WHAT YOU WILL DO.
Return each line from the entries below that contains the string "colorbar", copied unchanged.
-- Start of RECORDS SUPPLIED --
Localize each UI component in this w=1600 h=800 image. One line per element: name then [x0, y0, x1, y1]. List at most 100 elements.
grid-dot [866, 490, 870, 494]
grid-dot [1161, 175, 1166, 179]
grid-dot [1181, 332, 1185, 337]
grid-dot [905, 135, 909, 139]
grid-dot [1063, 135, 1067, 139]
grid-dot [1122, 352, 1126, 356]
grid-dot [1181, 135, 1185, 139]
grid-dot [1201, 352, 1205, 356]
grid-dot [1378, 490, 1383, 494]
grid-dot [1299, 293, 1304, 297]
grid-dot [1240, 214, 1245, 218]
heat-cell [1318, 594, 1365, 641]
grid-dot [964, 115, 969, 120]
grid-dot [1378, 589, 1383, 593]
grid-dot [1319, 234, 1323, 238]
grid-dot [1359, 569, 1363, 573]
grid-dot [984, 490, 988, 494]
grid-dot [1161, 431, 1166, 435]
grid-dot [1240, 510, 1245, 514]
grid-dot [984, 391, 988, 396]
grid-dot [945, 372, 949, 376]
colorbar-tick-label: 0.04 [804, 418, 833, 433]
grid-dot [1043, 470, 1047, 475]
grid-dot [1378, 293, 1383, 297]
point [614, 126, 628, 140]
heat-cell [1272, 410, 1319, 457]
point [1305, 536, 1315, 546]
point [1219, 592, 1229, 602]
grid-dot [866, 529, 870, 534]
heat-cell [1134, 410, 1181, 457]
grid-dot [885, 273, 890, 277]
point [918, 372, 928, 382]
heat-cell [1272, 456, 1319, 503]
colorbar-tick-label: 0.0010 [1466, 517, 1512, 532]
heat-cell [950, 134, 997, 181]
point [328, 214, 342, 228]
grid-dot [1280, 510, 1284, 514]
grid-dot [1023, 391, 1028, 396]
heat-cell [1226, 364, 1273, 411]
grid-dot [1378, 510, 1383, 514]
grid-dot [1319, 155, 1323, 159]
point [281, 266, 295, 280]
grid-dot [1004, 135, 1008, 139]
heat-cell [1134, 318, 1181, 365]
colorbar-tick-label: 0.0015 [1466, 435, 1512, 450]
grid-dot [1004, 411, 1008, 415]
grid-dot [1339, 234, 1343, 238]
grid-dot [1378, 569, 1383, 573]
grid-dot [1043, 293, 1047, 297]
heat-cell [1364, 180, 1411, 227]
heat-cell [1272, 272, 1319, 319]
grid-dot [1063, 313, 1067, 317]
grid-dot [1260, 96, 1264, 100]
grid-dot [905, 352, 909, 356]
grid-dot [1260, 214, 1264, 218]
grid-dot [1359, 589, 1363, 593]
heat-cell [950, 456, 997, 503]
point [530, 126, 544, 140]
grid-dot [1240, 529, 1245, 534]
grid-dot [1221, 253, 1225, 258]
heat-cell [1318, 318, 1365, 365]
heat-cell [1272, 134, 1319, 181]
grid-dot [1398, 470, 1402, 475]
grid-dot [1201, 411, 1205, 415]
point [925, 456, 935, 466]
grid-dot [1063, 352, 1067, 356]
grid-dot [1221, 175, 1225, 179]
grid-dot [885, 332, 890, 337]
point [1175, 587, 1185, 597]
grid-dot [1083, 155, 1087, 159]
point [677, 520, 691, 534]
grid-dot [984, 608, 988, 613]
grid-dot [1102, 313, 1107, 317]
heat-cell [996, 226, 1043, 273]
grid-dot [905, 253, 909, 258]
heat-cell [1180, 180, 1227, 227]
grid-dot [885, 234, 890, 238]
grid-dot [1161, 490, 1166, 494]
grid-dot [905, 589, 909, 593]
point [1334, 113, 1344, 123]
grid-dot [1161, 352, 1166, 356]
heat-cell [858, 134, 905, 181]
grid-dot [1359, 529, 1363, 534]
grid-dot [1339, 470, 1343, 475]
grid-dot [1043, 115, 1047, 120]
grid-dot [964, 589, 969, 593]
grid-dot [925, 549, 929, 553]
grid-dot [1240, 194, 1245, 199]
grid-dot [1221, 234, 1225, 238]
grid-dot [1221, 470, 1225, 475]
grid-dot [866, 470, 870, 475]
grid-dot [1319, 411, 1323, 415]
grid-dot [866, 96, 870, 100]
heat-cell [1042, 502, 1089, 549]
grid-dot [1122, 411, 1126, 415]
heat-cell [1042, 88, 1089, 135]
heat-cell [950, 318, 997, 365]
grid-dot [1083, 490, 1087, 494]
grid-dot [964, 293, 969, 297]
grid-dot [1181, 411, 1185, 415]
-- End of RECORDS SUPPLIED --
EXERCISE ANSWER.
colorbar-tick-label: 0.04 [804, 418, 833, 433]
colorbar-tick-label: 0.0010 [1466, 517, 1512, 532]
colorbar-tick-label: 0.0015 [1466, 435, 1512, 450]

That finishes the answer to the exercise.